* [PROVIDED RECORDS]:
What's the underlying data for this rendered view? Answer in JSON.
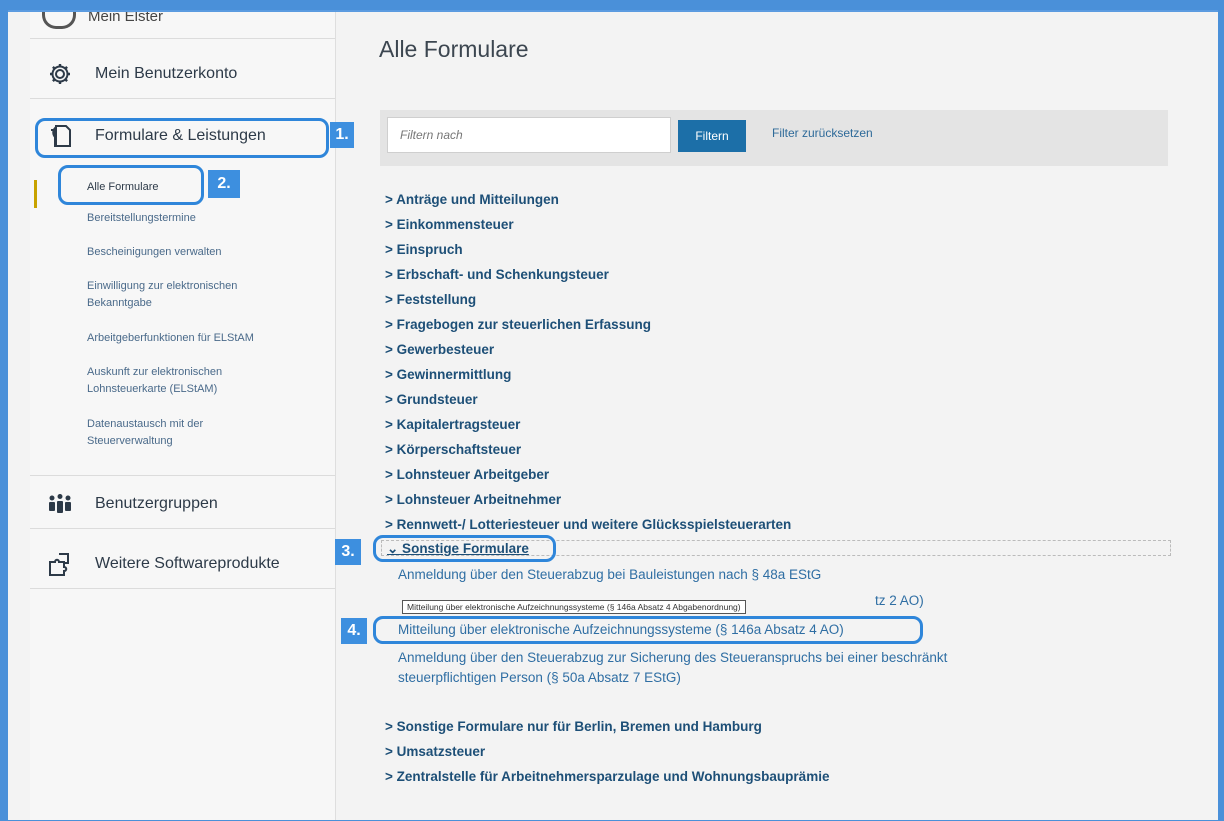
{
  "sidebar": {
    "partial_top_label": "Mein Elster",
    "items": [
      {
        "label": "Mein Benutzerkonto",
        "icon": "gear-icon"
      },
      {
        "label": "Formulare & Leistungen",
        "icon": "forms-icon"
      },
      {
        "label": "Benutzergruppen",
        "icon": "users-icon"
      },
      {
        "label": "Weitere Softwareprodukte",
        "icon": "puzzle-icon"
      }
    ],
    "sub_items": [
      "Alle Formulare",
      "Bereitstellungstermine",
      "Bescheinigungen verwalten",
      "Einwilligung zur elektronischen Bekanntgabe",
      "Arbeitgeberfunktionen für ELStAM",
      "Auskunft zur elektronischen Lohnsteuerkarte (ELStAM)",
      "Datenaustausch mit der Steuerverwaltung"
    ]
  },
  "main": {
    "title": "Alle Formulare",
    "filter": {
      "placeholder": "Filtern nach",
      "button": "Filtern",
      "reset": "Filter zurücksetzen"
    },
    "categories_top": [
      "> Anträge und Mitteilungen",
      "> Einkommensteuer",
      "> Einspruch",
      "> Erbschaft- und Schenkungsteuer",
      "> Feststellung",
      "> Fragebogen zur steuerlichen Erfassung",
      "> Gewerbesteuer",
      "> Gewinnermittlung",
      "> Grundsteuer",
      "> Kapitalertragsteuer",
      "> Körperschaftsteuer",
      "> Lohnsteuer Arbeitgeber",
      "> Lohnsteuer Arbeitnehmer",
      "> Rennwett-/ Lotteriesteuer und weitere Glücksspielsteuerarten"
    ],
    "expanded_category": "⌄ Sonstige Formulare",
    "forms": [
      "Anmeldung über den Steuerabzug bei Bauleistungen nach § 48a EStG",
      "tz 2 AO)",
      "Mitteilung über elektronische Aufzeichnungssysteme (§ 146a Absatz 4 AO)",
      "Anmeldung über den Steuerabzug zur Sicherung des Steueranspruchs bei einer beschränkt",
      "steuerpflichtigen Person (§ 50a Absatz 7 EStG)"
    ],
    "tooltip": "Mitteilung über elektronische Aufzeichnungssysteme (§ 146a Absatz 4 Abgabenordnung)",
    "categories_bottom": [
      "> Sonstige Formulare nur für Berlin, Bremen und Hamburg",
      "> Umsatzsteuer",
      "> Zentralstelle für Arbeitnehmersparzulage und Wohnungsbauprämie"
    ]
  },
  "annotations": [
    "1.",
    "2.",
    "3.",
    "4."
  ]
}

* [SET TASK]:
Filter the records above and return every line that holds the word "Alle".

* [SOLUTION TO THE PROBLEM]:
      "Alle Formulare",
    "title": "Alle Formulare",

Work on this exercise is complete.